#### INFORMATION SHOWN:
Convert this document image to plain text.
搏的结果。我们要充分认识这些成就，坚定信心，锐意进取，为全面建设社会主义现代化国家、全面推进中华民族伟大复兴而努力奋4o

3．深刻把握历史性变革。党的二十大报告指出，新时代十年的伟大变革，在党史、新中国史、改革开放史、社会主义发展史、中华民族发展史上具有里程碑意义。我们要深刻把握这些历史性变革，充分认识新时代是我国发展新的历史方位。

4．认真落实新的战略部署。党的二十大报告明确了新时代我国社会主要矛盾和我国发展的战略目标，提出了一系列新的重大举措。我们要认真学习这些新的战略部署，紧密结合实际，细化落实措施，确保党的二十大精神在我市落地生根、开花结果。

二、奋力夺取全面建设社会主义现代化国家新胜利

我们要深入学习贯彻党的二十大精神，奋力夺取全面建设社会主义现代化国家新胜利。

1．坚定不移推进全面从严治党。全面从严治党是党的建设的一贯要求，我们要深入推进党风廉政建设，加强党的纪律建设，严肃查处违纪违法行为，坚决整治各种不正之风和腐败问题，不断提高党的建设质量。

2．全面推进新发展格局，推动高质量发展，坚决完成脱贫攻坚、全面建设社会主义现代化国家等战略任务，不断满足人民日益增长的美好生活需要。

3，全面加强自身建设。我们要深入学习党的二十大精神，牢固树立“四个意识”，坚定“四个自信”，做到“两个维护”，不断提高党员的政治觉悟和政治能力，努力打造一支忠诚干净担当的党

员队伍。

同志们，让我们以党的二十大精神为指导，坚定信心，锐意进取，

--

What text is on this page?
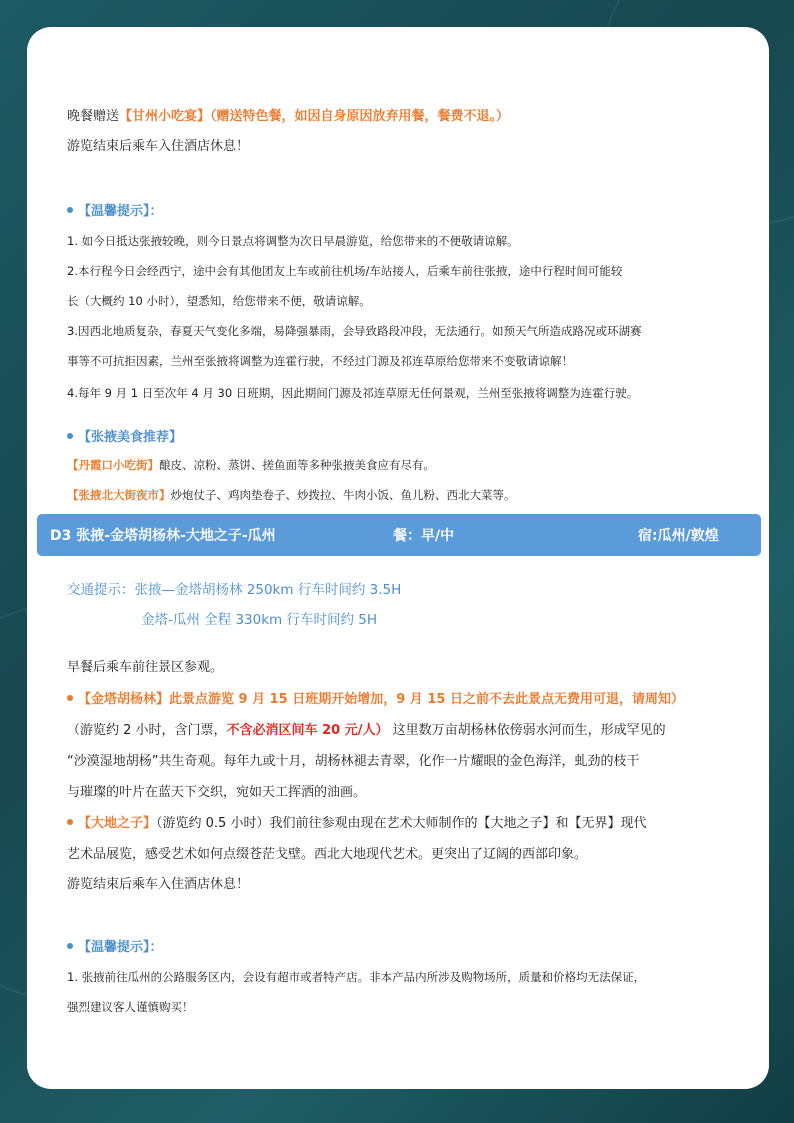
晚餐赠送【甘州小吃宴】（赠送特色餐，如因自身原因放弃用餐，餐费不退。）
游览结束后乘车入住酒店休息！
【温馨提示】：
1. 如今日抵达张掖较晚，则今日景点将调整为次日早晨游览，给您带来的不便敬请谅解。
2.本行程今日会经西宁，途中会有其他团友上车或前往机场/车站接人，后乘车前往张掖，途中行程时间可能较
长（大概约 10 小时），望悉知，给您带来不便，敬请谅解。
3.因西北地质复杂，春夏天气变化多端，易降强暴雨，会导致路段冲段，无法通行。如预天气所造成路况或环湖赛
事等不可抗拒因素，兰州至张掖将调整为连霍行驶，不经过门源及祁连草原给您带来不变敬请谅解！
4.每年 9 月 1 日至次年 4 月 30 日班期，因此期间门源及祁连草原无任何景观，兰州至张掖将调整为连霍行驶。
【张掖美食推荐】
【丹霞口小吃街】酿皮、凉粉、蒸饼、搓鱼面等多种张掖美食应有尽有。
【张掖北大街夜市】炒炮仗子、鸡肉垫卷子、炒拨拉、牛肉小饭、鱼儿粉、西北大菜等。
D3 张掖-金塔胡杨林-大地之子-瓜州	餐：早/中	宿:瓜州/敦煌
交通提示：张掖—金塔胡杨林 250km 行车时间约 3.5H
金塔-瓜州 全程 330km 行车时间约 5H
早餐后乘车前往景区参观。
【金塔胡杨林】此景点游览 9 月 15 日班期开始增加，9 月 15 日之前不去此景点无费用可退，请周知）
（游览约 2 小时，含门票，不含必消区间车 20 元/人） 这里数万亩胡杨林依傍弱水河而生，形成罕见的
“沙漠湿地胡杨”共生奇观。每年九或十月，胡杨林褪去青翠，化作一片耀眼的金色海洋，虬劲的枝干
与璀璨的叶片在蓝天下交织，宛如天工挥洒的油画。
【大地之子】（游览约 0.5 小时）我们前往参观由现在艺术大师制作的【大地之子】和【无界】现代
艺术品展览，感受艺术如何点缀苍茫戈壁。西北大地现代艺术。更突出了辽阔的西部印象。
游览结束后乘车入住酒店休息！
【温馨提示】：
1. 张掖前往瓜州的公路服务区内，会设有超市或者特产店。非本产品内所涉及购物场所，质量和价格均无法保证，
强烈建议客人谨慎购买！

#### THE PROBLEM:
Search the data above for the string "坚定信心" and copy each line that has it.

#### FINAL RESULT:
搏的结果。我们要充分认识这些成就，坚定信心，锐意进取，为全面建设社会主义现代化国家、全面推进中华民族伟大复兴而努力奋4o
同志们，让我们以党的二十大精神为指导，坚定信心，锐意进取，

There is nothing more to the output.